Brief ▸ Reproduce each line exactly, including spacing and punctuation.

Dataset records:
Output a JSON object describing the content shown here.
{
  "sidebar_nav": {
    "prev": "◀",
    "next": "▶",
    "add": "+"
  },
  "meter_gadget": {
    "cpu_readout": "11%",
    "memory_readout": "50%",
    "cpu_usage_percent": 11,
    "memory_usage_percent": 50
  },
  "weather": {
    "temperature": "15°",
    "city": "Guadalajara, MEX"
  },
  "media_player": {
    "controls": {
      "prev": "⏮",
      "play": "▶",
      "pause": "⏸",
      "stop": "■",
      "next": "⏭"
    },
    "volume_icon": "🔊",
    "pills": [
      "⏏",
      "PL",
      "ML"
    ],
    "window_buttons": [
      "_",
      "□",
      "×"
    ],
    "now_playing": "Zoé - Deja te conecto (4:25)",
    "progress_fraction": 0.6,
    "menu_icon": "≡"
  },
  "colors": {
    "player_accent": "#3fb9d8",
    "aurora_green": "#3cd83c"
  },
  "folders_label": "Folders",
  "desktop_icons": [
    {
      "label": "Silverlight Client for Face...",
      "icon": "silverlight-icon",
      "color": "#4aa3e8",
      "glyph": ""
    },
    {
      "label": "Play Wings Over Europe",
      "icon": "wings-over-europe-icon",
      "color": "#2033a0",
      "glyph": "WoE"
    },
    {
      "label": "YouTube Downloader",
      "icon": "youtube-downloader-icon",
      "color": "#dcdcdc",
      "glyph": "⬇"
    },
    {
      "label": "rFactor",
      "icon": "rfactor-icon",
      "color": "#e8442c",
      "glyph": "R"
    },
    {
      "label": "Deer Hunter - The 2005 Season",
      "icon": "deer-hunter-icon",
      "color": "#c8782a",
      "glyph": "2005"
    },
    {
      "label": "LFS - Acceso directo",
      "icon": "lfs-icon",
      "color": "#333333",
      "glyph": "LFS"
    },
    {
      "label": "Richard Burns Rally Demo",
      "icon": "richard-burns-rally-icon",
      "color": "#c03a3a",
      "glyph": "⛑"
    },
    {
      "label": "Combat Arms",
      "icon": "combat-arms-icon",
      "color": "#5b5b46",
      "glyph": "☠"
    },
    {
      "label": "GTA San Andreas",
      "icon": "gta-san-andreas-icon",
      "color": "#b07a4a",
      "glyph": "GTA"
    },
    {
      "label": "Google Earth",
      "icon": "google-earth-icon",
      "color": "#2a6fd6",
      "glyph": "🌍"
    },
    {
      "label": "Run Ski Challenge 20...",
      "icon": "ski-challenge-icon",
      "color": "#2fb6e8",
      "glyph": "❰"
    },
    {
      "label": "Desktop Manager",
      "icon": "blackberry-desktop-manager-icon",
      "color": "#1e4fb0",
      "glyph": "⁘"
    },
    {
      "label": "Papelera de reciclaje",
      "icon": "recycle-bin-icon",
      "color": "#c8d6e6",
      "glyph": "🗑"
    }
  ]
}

Answer to this problem ▸
Output a JSON object describing the content shown here.
{
  "sidebar_nav": {
    "prev": "◀",
    "next": "▶",
    "add": "+"
  },
  "meter_gadget": {
    "cpu_readout": "11%",
    "memory_readout": "50%",
    "cpu_usage_percent": 11,
    "memory_usage_percent": 50
  },
  "weather": {
    "temperature": "15°",
    "city": "Guadalajara, MEX"
  },
  "media_player": {
    "controls": {
      "prev": "⏮",
      "play": "▶",
      "pause": "⏸",
      "stop": "■",
      "next": "⏭"
    },
    "volume_icon": "🔊",
    "pills": [
      "⏏",
      "PL",
      "ML"
    ],
    "window_buttons": [
      "_",
      "□",
      "×"
    ],
    "now_playing": "Zoé - Deja te conecto (4:25)",
    "progress_fraction": 0.6,
    "menu_icon": "≡"
  },
  "colors": {
    "player_accent": "#3fb9d8",
    "aurora_green": "#3cd83c"
  },
  "folders_label": "Folders",
  "desktop_icons": [
    {
      "label": "Silverlight Client for Face...",
      "icon": "silverlight-icon",
      "color": "#4aa3e8",
      "glyph": ""
    },
    {
      "label": "Play Wings Over Europe",
      "icon": "wings-over-europe-icon",
      "color": "#2033a0",
      "glyph": "WoE"
    },
    {
      "label": "YouTube Downloader",
      "icon": "youtube-downloader-icon",
      "color": "#dcdcdc",
      "glyph": "⬇"
    },
    {
      "label": "rFactor",
      "icon": "rfactor-icon",
      "color": "#e8442c",
      "glyph": "R"
    },
    {
      "label": "Deer Hunter - The 2005 Season",
      "icon": "deer-hunter-icon",
      "color": "#c8782a",
      "glyph": "2005"
    },
    {
      "label": "LFS - Acceso directo",
      "icon": "lfs-icon",
      "color": "#333333",
      "glyph": "LFS"
    },
    {
      "label": "Richard Burns Rally Demo",
      "icon": "richard-burns-rally-icon",
      "color": "#c03a3a",
      "glyph": "⛑"
    },
    {
      "label": "Combat Arms",
      "icon": "combat-arms-icon",
      "color": "#5b5b46",
      "glyph": "☠"
    },
    {
      "label": "GTA San Andreas",
      "icon": "gta-san-andreas-icon",
      "color": "#b07a4a",
      "glyph": "GTA"
    },
    {
      "label": "Google Earth",
      "icon": "google-earth-icon",
      "color": "#2a6fd6",
      "glyph": "🌍"
    },
    {
      "label": "Run Ski Challenge 20...",
      "icon": "ski-challenge-icon",
      "color": "#2fb6e8",
      "glyph": "❰"
    },
    {
      "label": "Desktop Manager",
      "icon": "blackberry-desktop-manager-icon",
      "color": "#1e4fb0",
      "glyph": "⁘"
    },
    {
      "label": "Papelera de reciclaje",
      "icon": "recycle-bin-icon",
      "color": "#c8d6e6",
      "glyph": "🗑"
    }
  ]
}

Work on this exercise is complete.